Write out the whole listing exactly as it stands.

[Dataset rows]
>>>
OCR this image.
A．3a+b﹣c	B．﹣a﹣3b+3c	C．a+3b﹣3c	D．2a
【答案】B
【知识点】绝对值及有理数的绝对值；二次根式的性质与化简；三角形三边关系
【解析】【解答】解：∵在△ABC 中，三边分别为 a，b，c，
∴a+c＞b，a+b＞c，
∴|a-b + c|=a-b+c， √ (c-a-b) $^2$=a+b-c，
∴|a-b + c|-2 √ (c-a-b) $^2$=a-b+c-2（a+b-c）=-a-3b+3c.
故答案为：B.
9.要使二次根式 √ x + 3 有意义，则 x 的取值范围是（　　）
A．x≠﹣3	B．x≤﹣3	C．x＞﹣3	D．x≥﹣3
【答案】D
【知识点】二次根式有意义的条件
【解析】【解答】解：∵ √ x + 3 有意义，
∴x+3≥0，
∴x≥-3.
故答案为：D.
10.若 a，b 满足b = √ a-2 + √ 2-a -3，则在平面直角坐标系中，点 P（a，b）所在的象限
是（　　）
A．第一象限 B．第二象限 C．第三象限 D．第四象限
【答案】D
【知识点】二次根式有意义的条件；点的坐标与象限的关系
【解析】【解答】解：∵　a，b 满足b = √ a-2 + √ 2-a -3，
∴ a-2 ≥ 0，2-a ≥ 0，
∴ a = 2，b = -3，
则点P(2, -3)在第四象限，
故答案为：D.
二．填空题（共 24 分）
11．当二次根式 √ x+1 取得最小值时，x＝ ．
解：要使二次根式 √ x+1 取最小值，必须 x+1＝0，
<<<
RESULT BELOW
OCR this image.
A．3a+b﹣c	B．﹣a﹣3b+3c	C．a+3b﹣3c	D．2a
【答案】B
【知识点】绝对值及有理数的绝对值；二次根式的性质与化简；三角形三边关系
【解析】【解答】解：∵在△ABC 中，三边分别为 a，b，c，
∴a+c＞b，a+b＞c，
∴|a-b + c|=a-b+c， √ (c-a-b) $^2$=a+b-c，
∴|a-b + c|-2 √ (c-a-b) $^2$=a-b+c-2（a+b-c）=-a-3b+3c.
故答案为：B.
9.要使二次根式 √ x + 3 有意义，则 x 的取值范围是（　　）
A．x≠﹣3	B．x≤﹣3	C．x＞﹣3	D．x≥﹣3
【答案】D
【知识点】二次根式有意义的条件
【解析】【解答】解：∵ √ x + 3 有意义，
∴x+3≥0，
∴x≥-3.
故答案为：D.
10.若 a，b 满足b = √ a-2 + √ 2-a -3，则在平面直角坐标系中，点 P（a，b）所在的象限
是（　　）
A．第一象限 B．第二象限 C．第三象限 D．第四象限
【答案】D
【知识点】二次根式有意义的条件；点的坐标与象限的关系
【解析】【解答】解：∵　a，b 满足b = √ a-2 + √ 2-a -3，
∴ a-2 ≥ 0，2-a ≥ 0，
∴ a = 2，b = -3，
则点P(2, -3)在第四象限，
故答案为：D.
二．填空题（共 24 分）
11．当二次根式 √ x+1 取得最小值时，x＝ ．
解：要使二次根式 √ x+1 取最小值，必须 x+1＝0，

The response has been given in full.